» **Problem description**
Using the data below, tally the lines that include the string "control". Only the number is wanted.

» **Extracted data**
[Begin]
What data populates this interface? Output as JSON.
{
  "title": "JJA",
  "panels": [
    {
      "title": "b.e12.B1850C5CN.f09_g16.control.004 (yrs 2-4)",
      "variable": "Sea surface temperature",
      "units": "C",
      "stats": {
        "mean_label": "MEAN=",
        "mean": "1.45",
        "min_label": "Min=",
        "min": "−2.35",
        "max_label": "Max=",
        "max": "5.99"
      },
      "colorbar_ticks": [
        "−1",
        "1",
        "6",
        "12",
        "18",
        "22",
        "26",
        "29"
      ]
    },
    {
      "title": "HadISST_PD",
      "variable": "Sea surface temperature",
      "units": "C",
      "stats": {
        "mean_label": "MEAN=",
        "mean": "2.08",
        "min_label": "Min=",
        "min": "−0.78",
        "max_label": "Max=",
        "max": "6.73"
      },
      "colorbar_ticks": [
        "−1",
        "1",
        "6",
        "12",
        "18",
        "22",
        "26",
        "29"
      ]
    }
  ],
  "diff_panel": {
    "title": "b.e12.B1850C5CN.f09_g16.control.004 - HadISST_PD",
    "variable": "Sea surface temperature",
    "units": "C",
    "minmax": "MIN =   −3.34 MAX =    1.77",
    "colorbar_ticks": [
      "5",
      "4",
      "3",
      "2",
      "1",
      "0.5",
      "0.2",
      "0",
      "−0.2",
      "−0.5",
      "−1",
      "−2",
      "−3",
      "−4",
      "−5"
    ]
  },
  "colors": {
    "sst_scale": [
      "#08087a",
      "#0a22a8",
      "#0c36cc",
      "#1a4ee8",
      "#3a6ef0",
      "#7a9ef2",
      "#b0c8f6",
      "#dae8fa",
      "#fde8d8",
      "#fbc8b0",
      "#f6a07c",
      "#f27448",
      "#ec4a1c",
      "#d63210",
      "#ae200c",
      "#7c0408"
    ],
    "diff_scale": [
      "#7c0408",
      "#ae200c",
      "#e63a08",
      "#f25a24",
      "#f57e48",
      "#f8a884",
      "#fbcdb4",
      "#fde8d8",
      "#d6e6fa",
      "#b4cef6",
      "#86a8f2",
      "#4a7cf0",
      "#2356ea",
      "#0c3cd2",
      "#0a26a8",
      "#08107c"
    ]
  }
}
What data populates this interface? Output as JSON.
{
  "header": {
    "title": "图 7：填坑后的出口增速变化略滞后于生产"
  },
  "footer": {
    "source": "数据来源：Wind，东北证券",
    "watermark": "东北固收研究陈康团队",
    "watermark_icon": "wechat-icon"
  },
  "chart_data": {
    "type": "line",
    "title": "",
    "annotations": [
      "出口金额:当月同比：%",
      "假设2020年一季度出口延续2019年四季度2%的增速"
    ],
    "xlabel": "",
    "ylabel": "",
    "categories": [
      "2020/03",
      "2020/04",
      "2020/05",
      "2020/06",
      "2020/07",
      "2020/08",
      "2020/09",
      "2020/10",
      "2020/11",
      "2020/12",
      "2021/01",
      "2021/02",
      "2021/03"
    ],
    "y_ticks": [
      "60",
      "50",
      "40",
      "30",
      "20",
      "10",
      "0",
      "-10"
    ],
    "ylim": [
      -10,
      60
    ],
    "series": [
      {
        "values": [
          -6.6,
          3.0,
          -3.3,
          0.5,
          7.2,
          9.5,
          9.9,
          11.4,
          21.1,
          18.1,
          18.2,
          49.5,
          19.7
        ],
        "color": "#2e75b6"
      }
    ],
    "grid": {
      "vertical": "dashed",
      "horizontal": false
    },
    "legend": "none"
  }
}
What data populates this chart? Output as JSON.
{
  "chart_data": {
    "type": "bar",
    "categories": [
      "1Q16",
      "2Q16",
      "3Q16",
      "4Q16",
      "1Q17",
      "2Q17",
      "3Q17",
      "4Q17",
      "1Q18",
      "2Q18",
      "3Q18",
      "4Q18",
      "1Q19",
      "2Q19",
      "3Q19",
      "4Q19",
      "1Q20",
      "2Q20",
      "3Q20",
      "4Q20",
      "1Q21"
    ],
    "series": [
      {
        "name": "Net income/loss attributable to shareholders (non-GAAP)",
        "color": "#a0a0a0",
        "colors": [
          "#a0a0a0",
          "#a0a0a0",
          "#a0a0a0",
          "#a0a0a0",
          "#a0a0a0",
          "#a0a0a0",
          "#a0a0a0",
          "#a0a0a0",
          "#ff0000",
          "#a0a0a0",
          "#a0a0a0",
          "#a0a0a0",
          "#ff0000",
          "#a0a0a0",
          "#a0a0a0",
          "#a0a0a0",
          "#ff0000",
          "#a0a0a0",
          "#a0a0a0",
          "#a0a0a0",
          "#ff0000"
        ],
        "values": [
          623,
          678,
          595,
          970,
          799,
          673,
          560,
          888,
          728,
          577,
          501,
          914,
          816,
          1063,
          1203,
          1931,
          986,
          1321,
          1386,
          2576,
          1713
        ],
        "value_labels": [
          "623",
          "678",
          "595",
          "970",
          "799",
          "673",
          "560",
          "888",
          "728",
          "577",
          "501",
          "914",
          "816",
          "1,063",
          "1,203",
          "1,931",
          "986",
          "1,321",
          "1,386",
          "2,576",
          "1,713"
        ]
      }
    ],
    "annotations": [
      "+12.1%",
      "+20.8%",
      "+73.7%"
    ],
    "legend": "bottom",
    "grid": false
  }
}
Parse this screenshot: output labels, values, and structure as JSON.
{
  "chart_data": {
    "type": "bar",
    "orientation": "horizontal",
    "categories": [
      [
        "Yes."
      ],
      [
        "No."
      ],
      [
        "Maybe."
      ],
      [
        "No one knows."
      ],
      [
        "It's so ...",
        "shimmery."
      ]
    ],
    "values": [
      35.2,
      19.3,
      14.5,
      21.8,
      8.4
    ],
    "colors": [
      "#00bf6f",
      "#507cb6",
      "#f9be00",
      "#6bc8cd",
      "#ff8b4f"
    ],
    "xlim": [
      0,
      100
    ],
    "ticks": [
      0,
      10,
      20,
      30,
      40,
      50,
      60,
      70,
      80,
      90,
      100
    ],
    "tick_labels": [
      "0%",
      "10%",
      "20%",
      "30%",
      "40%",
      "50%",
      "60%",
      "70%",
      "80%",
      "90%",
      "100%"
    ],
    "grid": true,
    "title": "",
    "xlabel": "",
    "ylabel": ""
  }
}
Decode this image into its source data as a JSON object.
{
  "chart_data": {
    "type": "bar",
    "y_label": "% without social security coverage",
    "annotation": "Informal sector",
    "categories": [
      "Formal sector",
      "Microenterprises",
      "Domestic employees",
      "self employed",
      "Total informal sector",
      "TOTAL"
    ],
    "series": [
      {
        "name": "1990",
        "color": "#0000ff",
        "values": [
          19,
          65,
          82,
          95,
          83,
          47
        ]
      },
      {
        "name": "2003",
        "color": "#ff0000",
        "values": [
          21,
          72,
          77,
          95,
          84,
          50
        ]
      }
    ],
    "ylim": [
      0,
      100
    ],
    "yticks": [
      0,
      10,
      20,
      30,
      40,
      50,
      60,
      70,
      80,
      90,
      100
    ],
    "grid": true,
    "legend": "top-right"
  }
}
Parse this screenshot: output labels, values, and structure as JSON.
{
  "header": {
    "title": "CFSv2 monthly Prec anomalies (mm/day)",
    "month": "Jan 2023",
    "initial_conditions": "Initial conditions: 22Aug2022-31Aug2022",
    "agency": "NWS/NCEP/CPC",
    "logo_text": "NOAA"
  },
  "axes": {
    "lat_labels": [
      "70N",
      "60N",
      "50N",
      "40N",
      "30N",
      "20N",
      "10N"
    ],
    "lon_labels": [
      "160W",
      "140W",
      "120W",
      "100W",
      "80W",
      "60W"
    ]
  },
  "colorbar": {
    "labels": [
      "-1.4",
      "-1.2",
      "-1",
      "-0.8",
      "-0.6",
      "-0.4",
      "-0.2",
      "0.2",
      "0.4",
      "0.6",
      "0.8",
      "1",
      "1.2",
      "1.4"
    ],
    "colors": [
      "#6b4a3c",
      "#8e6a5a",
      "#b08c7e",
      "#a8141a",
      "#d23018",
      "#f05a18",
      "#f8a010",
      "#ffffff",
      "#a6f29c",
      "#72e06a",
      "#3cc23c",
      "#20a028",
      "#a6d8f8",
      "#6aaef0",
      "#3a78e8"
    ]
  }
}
[End]
» **Worked answer**
2